Supplied material START

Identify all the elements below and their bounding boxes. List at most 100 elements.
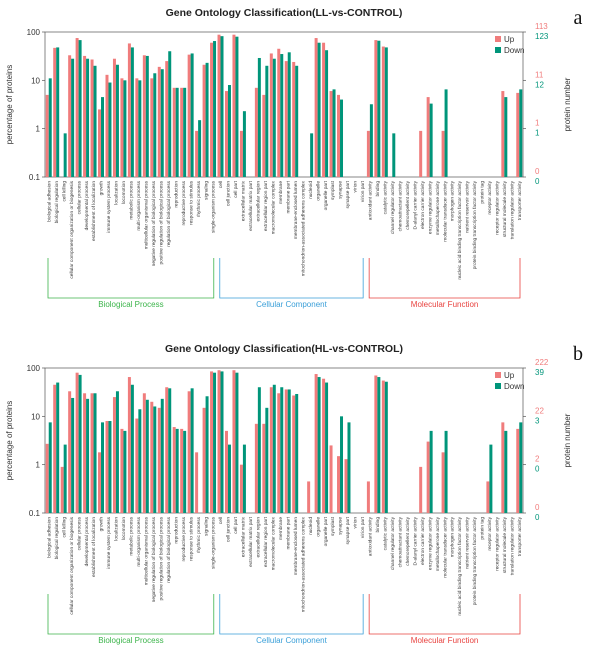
bar [277, 48, 281, 177]
x-tick-label: metallochaperone activity [435, 516, 441, 571]
group-bracket [47, 594, 215, 635]
x-tick-label: translation regulator activity [509, 516, 515, 575]
bar [150, 78, 154, 177]
bar [190, 388, 194, 513]
bar [254, 423, 258, 513]
legend-swatch [495, 383, 501, 389]
bar [224, 91, 228, 177]
x-tick-label: nucleoid [308, 517, 314, 535]
x-tick-label: membrane part [285, 516, 291, 549]
y2-tick-label: 0 [535, 177, 540, 186]
x-tick-label: nucleic acid binding transcription facto… [457, 180, 463, 279]
x-tick-label: locomotion [121, 181, 127, 205]
legend-swatch [495, 372, 501, 378]
bar [157, 66, 161, 177]
bar [419, 130, 423, 177]
bar [292, 61, 296, 178]
bar [183, 87, 187, 177]
bar [78, 40, 82, 178]
x-tick-label: protein tag [480, 517, 486, 540]
bar [307, 481, 311, 513]
x-tick-label: multicellular organismal process [144, 516, 150, 585]
x-tick-label: growth [99, 517, 105, 532]
bar [142, 393, 146, 513]
bar [101, 97, 105, 177]
bar [86, 58, 90, 177]
bar [254, 87, 258, 177]
group-bracket [368, 258, 521, 299]
bar [325, 382, 329, 513]
x-tick-label: metallochaperone activity [435, 180, 441, 235]
bar [295, 393, 299, 513]
bar [504, 430, 508, 513]
bar [444, 89, 448, 177]
legend-label: Up [504, 35, 515, 44]
y2-tick-label: 0 [535, 503, 540, 512]
bar [337, 94, 341, 177]
plot-frame [44, 367, 524, 514]
bar [130, 47, 134, 177]
x-tick-label: extracellular region [256, 181, 262, 222]
x-tick-label: immune system process [106, 180, 112, 232]
bar [519, 89, 523, 177]
x-tick-label: organelle part [323, 180, 329, 210]
bar [272, 58, 276, 177]
bar [516, 92, 520, 177]
y-tick-label: 0.1 [29, 509, 41, 518]
bar [98, 109, 102, 177]
x-tick-label: regulation of biological process [166, 180, 172, 246]
bar [165, 387, 169, 513]
x-tick-label: cell [218, 517, 224, 524]
bar [145, 399, 149, 513]
panel-label: b [573, 343, 583, 365]
panel-label: a [574, 7, 583, 29]
bar [60, 466, 64, 513]
x-tick-label: morphogen activity [450, 516, 456, 557]
x-tick-label: response to stimulus [188, 180, 194, 225]
x-tick-label: reproductive process [181, 516, 187, 561]
x-tick-label: negative regulation of biological proces… [151, 516, 157, 602]
group-label: Molecular Function [411, 636, 479, 645]
legend-swatch [495, 47, 501, 53]
x-tick-label: reproduction [173, 181, 179, 208]
bar [195, 130, 199, 177]
bar [292, 395, 296, 513]
x-tick-label: morphogen activity [450, 180, 456, 221]
bar [384, 381, 388, 513]
legend-label: Down [504, 382, 524, 391]
x-tick-label: multi-organism process [136, 516, 142, 566]
x-tick-label: macromolecular complex [270, 516, 276, 570]
bar [441, 130, 445, 177]
bar [150, 401, 154, 513]
y2-tick-label: 0 [535, 167, 540, 176]
bar [123, 430, 127, 513]
x-tick-label: chemoattractant activity [397, 180, 403, 231]
bar [265, 407, 269, 513]
bar [325, 50, 329, 177]
y2-tick-label: 0 [535, 465, 540, 474]
bar [224, 430, 228, 513]
bar [120, 428, 124, 513]
x-tick-label: receptor activity [487, 516, 493, 550]
bar [142, 55, 146, 177]
y-tick-label: 100 [27, 28, 41, 37]
group-label: Biological Process [98, 300, 163, 309]
x-tick-label: chemoattractant activity [397, 516, 403, 567]
y2-tick-label: 39 [535, 368, 544, 377]
bar [123, 80, 127, 177]
y2-axis-label: protein number [563, 413, 572, 467]
x-tick-label: reproduction [173, 517, 179, 544]
x-tick-label: binding [375, 517, 381, 533]
y-tick-label: 1 [36, 125, 41, 134]
x-tick-label: organelle [315, 181, 321, 201]
x-tick-label: membrane-enclosed lumen [293, 181, 299, 239]
bar [168, 388, 172, 513]
bar [45, 94, 49, 177]
bar [90, 393, 94, 513]
chart-title: Gene Ontology Classification(LL-vs-CONTR… [166, 7, 403, 19]
bar [322, 378, 326, 513]
x-tick-label: nucleic acid binding transcription facto… [457, 516, 463, 615]
x-tick-label: virion part [360, 180, 366, 202]
x-tick-label: channel regulator activity [390, 180, 396, 234]
panel: Gene Ontology Classification(LL-vs-CONTR… [5, 7, 583, 309]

Supplied material END

Leave the images behind and write out every entry exactly.

Identify all the elements below and their bounding boxes. List at most 100 elements.
bar [277, 48, 281, 177]
x-tick-label: metallochaperone activity [435, 516, 441, 571]
group-bracket [47, 594, 215, 635]
x-tick-label: translation regulator activity [509, 516, 515, 575]
bar [150, 78, 154, 177]
bar [190, 388, 194, 513]
bar [254, 423, 258, 513]
legend-swatch [495, 383, 501, 389]
bar [224, 91, 228, 177]
x-tick-label: nucleoid [308, 517, 314, 535]
x-tick-label: membrane part [285, 516, 291, 549]
y2-tick-label: 0 [535, 177, 540, 186]
x-tick-label: nucleic acid binding transcription facto… [457, 180, 463, 279]
x-tick-label: locomotion [121, 181, 127, 205]
legend-swatch [495, 372, 501, 378]
bar [157, 66, 161, 177]
bar [419, 130, 423, 177]
bar [292, 61, 296, 178]
bar [183, 87, 187, 177]
bar [78, 40, 82, 178]
x-tick-label: protein tag [480, 517, 486, 540]
bar [307, 481, 311, 513]
x-tick-label: multicellular organismal process [144, 516, 150, 585]
x-tick-label: growth [99, 517, 105, 532]
bar [142, 393, 146, 513]
bar [101, 97, 105, 177]
bar [86, 58, 90, 177]
bar [254, 87, 258, 177]
group-bracket [368, 258, 521, 299]
bar [325, 382, 329, 513]
x-tick-label: metallochaperone activity [435, 180, 441, 235]
bar [295, 393, 299, 513]
bar [504, 430, 508, 513]
bar [444, 89, 448, 177]
legend-label: Up [504, 35, 515, 44]
y2-tick-label: 0 [535, 503, 540, 512]
bar [337, 94, 341, 177]
plot-frame [44, 367, 524, 514]
bar [130, 47, 134, 177]
x-tick-label: extracellular region [256, 181, 262, 222]
x-tick-label: immune system process [106, 180, 112, 232]
bar [519, 89, 523, 177]
x-tick-label: organelle part [323, 180, 329, 210]
bar [272, 58, 276, 177]
bar [516, 92, 520, 177]
y-tick-label: 0.1 [29, 509, 41, 518]
bar [98, 109, 102, 177]
x-tick-label: regulation of biological process [166, 180, 172, 246]
bar [165, 387, 169, 513]
x-tick-label: cell [218, 517, 224, 524]
bar [145, 399, 149, 513]
panel-label: b [573, 343, 583, 365]
panel-label: a [574, 7, 583, 29]
bar [60, 466, 64, 513]
x-tick-label: morphogen activity [450, 516, 456, 557]
x-tick-label: response to stimulus [188, 180, 194, 225]
x-tick-label: reproductive process [181, 516, 187, 561]
x-tick-label: negative regulation of biological proces… [151, 516, 157, 602]
group-label: Molecular Function [411, 636, 479, 645]
legend-swatch [495, 47, 501, 53]
x-tick-label: reproduction [173, 181, 179, 208]
bar [195, 130, 199, 177]
bar [292, 395, 296, 513]
x-tick-label: morphogen activity [450, 180, 456, 221]
bar [384, 381, 388, 513]
legend-label: Down [504, 382, 524, 391]
x-tick-label: multi-organism process [136, 516, 142, 566]
x-tick-label: macromolecular complex [270, 516, 276, 570]
bar [441, 130, 445, 177]
bar [150, 401, 154, 513]
y2-tick-label: 0 [535, 167, 540, 176]
bar [123, 430, 127, 513]
x-tick-label: chemoattractant activity [397, 180, 403, 231]
bar [265, 407, 269, 513]
bar [325, 50, 329, 177]
y2-tick-label: 0 [535, 465, 540, 474]
bar [224, 430, 228, 513]
bar [120, 428, 124, 513]
x-tick-label: receptor activity [487, 516, 493, 550]
bar [142, 55, 146, 177]
y-tick-label: 100 [27, 28, 41, 37]
group-label: Biological Process [98, 300, 163, 309]
x-tick-label: chemoattractant activity [397, 516, 403, 567]
y2-tick-label: 39 [535, 368, 544, 377]
bar [123, 80, 127, 177]
y2-axis-label: protein number [563, 413, 572, 467]
x-tick-label: reproduction [173, 517, 179, 544]
x-tick-label: binding [375, 517, 381, 533]
y-tick-label: 1 [36, 125, 41, 134]
x-tick-label: organelle [315, 181, 321, 201]
x-tick-label: membrane-enclosed lumen [293, 181, 299, 239]
bar [168, 388, 172, 513]
bar [45, 94, 49, 177]
bar [90, 393, 94, 513]
chart-title: Gene Ontology Classification(LL-vs-CONTR… [166, 7, 403, 19]
bar [322, 378, 326, 513]
x-tick-label: nucleic acid binding transcription facto… [457, 516, 463, 615]
x-tick-label: virion part [360, 180, 366, 202]
x-tick-label: channel regulator activity [390, 180, 396, 234]
panel: Gene Ontology Classification(LL-vs-CONTR… [5, 7, 583, 309]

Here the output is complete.